• What to produce: In the entries below, find the string "observation" and return each line holding it.

• Document page transcript entries:
-.-.-
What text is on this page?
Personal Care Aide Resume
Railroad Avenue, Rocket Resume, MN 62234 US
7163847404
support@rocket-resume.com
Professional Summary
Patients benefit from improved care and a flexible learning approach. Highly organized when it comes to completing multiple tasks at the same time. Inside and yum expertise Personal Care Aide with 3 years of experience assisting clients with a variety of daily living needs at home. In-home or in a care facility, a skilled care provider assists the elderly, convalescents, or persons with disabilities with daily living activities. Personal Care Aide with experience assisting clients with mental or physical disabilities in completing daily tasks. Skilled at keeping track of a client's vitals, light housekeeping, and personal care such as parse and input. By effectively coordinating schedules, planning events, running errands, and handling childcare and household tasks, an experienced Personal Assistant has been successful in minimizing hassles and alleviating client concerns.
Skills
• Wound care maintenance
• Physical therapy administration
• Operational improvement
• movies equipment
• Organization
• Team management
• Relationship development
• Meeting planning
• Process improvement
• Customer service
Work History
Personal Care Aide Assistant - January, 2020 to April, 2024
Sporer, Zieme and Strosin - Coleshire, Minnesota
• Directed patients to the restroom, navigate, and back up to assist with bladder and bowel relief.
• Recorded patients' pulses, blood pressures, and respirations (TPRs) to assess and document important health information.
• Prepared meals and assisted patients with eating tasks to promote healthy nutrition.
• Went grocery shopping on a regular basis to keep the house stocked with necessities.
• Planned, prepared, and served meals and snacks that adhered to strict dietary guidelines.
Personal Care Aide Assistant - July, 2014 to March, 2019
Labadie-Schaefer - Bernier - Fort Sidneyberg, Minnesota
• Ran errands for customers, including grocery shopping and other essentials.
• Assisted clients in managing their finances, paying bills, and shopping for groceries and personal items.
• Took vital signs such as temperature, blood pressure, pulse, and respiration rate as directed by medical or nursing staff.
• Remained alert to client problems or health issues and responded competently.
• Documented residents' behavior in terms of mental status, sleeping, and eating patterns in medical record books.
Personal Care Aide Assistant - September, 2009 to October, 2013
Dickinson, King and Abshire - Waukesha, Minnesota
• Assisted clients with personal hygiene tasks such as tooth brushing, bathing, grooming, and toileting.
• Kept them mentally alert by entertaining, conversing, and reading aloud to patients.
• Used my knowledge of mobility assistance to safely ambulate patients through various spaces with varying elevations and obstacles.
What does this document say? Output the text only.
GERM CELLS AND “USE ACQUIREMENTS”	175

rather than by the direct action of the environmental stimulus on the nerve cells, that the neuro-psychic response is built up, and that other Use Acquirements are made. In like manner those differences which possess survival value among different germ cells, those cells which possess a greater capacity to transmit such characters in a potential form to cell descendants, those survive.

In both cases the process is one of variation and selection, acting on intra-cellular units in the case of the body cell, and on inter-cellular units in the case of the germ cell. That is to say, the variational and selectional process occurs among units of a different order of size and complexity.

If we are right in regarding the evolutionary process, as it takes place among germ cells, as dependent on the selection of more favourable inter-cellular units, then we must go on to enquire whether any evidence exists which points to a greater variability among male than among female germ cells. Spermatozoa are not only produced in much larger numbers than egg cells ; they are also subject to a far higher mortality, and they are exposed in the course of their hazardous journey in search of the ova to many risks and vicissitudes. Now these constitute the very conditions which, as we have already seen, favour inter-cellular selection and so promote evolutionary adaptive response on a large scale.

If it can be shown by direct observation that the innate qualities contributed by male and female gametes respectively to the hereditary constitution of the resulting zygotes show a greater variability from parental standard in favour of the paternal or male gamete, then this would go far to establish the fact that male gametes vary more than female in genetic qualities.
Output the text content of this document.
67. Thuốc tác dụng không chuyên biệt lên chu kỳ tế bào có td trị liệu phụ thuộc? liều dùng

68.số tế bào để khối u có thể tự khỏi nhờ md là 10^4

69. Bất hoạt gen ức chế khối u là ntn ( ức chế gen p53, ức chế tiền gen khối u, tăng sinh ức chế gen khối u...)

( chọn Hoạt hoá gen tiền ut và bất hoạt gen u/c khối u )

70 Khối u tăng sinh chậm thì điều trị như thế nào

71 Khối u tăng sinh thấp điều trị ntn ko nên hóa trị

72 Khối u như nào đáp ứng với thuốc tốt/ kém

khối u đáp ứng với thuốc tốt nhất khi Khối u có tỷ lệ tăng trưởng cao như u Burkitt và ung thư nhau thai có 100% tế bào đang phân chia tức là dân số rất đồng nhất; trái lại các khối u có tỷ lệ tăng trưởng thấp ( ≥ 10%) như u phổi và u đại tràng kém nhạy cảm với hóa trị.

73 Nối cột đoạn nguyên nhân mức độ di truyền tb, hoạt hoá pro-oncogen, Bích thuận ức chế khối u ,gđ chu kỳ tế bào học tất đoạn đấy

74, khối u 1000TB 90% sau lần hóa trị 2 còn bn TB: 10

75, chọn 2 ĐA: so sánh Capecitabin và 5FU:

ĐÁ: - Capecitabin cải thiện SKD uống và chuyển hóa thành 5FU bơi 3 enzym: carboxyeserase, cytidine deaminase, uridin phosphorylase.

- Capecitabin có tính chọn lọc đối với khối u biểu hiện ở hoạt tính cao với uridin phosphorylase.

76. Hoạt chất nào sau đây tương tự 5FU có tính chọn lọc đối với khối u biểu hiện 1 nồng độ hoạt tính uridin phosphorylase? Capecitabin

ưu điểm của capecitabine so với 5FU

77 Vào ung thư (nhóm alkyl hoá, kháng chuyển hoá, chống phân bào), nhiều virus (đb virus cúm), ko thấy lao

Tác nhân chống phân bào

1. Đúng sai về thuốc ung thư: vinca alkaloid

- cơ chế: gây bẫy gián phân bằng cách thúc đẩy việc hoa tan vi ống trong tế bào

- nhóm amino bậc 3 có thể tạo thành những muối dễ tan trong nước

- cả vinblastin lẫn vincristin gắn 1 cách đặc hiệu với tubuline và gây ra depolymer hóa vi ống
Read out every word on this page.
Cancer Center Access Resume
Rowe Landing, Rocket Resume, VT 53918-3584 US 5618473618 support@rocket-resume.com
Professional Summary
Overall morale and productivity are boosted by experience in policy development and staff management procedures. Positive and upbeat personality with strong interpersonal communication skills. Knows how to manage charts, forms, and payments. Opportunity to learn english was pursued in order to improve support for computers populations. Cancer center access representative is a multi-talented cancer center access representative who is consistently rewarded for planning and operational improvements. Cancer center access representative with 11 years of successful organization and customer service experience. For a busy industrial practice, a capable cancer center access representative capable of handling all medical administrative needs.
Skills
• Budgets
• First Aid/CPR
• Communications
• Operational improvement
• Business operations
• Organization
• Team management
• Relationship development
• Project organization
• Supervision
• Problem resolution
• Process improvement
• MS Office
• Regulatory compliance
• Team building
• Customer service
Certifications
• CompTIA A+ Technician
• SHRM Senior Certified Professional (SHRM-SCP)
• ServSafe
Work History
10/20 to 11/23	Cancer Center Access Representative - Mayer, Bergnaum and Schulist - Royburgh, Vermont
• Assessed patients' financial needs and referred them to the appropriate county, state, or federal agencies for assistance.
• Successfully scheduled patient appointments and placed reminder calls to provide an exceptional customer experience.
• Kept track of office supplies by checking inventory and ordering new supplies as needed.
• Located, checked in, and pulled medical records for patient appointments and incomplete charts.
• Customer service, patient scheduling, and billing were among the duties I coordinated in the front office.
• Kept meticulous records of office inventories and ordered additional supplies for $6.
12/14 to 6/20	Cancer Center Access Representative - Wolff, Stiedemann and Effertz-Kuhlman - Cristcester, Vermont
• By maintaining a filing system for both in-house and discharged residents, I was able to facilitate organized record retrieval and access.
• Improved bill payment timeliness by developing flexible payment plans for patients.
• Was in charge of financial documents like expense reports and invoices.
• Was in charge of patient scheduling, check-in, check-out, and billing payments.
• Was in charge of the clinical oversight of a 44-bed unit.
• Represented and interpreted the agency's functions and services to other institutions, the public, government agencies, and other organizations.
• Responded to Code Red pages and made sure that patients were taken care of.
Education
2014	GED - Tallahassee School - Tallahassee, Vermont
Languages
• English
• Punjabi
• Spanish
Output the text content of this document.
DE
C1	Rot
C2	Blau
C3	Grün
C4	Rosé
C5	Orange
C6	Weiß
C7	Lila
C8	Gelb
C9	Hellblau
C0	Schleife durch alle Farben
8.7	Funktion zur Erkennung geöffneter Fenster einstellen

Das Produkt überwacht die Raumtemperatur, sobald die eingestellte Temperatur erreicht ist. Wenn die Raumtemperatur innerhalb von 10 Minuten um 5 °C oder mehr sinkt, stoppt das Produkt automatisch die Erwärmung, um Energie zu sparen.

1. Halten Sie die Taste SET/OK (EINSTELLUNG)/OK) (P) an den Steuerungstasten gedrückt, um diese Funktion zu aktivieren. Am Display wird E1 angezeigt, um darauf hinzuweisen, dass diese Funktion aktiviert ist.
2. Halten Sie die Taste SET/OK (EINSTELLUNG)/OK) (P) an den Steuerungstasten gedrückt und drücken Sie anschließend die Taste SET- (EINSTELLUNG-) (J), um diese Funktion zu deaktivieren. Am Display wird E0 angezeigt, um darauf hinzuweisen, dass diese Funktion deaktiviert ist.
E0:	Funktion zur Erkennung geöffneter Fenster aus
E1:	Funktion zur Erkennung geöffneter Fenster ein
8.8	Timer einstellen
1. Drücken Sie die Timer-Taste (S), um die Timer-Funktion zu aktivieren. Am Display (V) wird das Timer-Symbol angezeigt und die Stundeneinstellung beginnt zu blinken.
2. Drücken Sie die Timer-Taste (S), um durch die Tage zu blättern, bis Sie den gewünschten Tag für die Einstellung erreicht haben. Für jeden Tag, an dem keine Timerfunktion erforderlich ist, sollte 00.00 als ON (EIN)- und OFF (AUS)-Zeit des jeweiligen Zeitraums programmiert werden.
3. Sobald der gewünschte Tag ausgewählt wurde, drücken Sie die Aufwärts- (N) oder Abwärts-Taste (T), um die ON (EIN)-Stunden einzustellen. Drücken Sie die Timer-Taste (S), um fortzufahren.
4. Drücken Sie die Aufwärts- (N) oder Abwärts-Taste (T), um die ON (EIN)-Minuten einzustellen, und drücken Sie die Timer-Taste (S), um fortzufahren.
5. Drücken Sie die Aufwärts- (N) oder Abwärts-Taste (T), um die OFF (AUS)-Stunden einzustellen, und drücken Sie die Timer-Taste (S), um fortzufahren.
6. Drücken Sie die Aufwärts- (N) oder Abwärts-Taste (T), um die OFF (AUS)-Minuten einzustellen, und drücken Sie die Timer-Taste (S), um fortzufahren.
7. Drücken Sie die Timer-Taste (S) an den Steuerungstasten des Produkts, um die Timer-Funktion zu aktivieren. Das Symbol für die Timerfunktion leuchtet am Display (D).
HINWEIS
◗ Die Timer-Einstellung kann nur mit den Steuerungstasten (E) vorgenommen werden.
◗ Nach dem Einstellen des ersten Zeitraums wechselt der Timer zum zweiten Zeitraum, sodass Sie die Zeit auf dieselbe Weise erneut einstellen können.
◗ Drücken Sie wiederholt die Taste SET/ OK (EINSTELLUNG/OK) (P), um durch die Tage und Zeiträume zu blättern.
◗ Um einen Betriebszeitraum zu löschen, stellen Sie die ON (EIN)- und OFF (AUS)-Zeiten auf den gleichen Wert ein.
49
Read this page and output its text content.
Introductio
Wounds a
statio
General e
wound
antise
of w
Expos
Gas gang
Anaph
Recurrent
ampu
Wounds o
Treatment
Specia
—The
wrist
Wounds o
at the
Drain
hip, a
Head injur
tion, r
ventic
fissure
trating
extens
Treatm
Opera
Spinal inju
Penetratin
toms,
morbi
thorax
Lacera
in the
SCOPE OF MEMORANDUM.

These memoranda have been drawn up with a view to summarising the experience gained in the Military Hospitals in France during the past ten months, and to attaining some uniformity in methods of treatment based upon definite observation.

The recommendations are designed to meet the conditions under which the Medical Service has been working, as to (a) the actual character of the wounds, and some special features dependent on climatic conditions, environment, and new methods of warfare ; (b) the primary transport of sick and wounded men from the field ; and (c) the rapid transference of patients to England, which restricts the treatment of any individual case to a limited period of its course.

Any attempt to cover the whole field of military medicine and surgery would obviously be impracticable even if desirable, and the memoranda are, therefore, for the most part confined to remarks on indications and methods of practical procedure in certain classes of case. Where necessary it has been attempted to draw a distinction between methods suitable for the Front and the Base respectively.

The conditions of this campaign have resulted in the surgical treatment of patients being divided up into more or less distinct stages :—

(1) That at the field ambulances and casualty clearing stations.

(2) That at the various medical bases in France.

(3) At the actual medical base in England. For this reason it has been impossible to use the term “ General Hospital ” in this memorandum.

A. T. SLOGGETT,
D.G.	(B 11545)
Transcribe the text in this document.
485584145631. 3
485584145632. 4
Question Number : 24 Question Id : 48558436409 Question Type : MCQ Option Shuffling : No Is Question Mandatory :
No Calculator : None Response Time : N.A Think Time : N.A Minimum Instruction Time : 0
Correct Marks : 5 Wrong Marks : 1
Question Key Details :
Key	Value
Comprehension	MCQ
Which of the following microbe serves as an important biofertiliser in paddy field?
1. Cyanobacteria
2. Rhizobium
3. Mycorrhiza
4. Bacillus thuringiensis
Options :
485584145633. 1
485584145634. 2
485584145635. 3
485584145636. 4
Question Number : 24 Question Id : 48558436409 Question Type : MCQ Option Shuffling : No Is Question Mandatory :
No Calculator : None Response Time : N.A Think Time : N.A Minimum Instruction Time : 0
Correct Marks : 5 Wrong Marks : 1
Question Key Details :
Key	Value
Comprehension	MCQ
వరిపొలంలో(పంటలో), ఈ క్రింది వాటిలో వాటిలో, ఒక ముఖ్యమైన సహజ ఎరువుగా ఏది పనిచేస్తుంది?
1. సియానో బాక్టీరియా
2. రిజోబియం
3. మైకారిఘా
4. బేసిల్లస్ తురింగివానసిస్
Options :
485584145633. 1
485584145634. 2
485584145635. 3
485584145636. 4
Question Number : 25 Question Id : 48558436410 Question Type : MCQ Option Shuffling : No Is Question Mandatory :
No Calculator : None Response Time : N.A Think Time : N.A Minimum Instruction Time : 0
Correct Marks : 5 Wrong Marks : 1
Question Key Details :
-.-.-
• Worked solution:
If it can be shown by direct observation that the innate qualities contributed by male and female gametes respectively to the hereditary constitution of the resulting zygotes show a greater variability from parental standard in favour of the paternal or male gamete, then this would go far to establish the fact that male gametes vary more than female in genetic qualities.
These memoranda have been drawn up with a view to summarising the experience gained in the Military Hospitals in France during the past ten months, and to attaining some uniformity in methods of treatment based upon definite observation.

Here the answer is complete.